**Work to complete**
Search the listing for the string "Sometimes" and copy every line that contains it.

**Data for this exercise**

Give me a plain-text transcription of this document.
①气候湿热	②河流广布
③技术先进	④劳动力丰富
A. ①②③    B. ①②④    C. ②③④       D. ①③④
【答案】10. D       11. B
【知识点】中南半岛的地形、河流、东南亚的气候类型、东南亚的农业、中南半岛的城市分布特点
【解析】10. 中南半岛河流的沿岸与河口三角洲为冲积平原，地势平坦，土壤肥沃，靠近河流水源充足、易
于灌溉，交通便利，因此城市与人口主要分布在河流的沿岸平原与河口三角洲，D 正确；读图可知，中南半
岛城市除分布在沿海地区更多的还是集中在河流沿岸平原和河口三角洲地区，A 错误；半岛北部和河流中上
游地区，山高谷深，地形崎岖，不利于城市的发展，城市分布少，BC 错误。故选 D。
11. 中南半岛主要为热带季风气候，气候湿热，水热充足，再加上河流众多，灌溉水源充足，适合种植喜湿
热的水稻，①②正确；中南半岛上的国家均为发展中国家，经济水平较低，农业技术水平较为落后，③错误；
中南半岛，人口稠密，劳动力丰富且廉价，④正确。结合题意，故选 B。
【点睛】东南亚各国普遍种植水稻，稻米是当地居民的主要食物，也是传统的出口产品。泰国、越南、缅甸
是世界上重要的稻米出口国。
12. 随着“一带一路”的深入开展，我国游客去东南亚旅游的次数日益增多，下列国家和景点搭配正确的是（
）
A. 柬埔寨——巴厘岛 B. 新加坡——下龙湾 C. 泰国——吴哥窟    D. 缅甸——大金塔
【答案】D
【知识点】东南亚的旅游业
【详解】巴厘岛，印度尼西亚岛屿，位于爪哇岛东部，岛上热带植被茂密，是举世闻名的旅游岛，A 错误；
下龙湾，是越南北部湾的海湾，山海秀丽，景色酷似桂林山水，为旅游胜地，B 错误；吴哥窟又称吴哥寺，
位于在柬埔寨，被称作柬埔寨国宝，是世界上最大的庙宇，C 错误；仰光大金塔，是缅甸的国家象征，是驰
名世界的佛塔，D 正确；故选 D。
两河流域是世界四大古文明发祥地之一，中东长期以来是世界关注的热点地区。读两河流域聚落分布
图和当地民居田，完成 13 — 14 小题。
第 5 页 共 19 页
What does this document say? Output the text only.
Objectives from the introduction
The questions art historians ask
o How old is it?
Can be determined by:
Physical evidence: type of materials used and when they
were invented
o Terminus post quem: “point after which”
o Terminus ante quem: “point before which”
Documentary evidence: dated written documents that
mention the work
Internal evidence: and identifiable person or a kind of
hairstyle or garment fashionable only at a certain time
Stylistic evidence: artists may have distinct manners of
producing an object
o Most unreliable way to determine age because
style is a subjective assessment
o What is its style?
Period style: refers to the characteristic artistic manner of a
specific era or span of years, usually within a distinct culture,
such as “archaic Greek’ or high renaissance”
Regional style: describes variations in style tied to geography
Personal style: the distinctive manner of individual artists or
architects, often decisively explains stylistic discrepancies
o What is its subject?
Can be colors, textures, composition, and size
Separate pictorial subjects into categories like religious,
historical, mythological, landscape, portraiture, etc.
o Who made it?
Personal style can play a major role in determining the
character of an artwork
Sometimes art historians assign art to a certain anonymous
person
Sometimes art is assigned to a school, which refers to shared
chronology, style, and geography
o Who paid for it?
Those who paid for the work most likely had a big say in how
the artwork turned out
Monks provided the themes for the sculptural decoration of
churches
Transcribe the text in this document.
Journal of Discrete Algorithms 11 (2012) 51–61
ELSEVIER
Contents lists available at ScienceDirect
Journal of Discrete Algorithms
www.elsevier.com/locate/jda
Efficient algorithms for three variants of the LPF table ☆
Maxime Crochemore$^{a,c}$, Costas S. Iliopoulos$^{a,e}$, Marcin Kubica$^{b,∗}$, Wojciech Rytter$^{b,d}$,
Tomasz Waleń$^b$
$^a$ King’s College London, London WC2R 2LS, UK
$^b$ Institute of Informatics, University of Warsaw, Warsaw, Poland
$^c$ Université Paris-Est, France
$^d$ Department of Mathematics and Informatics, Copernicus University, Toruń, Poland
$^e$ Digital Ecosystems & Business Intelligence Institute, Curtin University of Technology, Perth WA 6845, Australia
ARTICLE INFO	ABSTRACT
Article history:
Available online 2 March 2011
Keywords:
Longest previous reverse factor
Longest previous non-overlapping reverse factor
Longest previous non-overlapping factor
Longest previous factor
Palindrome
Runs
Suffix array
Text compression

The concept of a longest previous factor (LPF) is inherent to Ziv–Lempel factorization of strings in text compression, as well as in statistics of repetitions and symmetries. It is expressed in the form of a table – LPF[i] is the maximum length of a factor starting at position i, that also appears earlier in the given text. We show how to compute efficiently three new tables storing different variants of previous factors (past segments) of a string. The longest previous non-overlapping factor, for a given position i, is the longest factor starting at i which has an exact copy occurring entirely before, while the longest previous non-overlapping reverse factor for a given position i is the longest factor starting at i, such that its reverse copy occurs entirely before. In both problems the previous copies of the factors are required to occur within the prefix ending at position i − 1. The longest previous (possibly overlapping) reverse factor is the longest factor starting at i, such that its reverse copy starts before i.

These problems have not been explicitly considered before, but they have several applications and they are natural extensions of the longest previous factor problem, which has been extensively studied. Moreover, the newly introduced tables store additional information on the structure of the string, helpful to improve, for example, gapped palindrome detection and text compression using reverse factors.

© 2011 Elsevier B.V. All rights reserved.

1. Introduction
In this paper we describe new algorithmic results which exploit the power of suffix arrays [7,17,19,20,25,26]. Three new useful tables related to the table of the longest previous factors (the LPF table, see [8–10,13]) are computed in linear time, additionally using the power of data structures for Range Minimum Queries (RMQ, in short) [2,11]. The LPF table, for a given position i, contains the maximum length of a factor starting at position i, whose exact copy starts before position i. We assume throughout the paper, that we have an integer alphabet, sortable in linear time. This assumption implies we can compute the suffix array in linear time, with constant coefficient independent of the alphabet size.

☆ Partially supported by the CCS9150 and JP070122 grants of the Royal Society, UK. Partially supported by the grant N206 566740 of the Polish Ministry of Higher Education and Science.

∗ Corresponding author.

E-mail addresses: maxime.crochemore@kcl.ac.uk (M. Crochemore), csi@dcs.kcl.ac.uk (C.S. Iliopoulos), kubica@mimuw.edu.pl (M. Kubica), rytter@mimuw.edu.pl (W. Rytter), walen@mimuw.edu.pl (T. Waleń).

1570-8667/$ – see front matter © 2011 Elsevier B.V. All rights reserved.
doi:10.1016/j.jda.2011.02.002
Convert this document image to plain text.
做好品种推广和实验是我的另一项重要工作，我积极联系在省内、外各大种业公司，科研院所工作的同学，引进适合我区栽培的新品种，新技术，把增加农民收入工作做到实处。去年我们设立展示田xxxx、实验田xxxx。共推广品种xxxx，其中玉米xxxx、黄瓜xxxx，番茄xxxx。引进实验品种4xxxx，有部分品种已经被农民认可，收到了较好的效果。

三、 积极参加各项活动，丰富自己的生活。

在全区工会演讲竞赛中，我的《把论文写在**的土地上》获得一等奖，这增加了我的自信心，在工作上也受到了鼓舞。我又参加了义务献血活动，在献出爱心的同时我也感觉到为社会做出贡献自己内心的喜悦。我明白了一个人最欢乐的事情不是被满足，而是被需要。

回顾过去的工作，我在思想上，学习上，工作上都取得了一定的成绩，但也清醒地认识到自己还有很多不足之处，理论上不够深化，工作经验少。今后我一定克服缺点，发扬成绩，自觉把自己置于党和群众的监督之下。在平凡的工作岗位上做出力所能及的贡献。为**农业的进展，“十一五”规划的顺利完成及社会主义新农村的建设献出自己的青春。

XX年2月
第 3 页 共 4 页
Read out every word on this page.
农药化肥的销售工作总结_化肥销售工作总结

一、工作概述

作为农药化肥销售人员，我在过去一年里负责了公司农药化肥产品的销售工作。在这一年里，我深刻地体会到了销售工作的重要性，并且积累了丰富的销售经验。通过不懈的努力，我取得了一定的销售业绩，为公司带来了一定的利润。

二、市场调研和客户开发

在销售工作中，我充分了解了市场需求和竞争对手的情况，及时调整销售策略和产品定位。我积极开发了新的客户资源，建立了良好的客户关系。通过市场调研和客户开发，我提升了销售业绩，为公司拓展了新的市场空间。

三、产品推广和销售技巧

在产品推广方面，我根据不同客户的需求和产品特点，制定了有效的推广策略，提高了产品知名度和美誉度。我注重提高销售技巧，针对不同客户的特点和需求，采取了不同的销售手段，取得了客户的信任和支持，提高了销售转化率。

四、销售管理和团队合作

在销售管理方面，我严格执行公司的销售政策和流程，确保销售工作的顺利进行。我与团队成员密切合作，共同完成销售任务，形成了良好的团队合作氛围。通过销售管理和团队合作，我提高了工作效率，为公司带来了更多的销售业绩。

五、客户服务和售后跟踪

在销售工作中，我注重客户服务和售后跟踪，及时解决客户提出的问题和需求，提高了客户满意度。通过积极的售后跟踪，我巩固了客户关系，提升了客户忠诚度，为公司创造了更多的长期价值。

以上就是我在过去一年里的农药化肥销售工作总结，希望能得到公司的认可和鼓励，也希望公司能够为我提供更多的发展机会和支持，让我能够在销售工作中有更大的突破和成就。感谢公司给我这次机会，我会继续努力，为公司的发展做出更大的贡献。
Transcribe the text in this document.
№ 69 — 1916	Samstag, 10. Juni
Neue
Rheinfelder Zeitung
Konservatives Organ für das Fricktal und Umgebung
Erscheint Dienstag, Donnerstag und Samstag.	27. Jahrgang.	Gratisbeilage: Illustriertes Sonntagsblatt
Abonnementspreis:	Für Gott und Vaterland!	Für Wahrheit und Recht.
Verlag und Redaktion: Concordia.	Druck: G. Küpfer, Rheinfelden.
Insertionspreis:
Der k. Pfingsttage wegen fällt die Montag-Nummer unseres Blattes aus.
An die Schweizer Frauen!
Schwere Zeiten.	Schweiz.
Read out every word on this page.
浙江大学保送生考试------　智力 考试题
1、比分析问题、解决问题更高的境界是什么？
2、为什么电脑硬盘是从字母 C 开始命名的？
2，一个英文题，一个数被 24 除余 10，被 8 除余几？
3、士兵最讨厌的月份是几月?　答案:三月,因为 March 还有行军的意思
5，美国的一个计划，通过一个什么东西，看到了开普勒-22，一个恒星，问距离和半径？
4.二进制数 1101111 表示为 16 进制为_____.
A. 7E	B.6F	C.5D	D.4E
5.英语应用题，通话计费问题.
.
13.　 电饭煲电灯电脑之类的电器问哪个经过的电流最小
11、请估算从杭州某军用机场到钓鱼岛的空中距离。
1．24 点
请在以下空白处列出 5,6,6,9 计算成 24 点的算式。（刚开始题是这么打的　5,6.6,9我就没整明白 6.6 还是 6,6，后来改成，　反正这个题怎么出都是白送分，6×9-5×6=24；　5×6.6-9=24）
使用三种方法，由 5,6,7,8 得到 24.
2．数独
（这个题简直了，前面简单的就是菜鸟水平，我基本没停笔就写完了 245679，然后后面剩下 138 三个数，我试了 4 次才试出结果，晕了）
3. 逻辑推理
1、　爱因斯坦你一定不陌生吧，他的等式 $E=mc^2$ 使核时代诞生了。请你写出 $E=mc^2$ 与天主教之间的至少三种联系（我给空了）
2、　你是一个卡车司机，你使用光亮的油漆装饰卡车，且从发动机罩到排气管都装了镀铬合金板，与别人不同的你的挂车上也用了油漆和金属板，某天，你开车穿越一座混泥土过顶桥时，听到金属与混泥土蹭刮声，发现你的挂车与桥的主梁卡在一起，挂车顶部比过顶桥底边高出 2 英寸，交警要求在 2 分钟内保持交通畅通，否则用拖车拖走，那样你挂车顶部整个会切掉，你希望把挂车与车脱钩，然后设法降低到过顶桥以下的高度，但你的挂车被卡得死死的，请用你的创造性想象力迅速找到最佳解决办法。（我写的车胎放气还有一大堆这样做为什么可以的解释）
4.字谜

**Answer to this task**
Sometimes art historians assign art to a certain anonymous
Sometimes art is assigned to a school, which refers to shared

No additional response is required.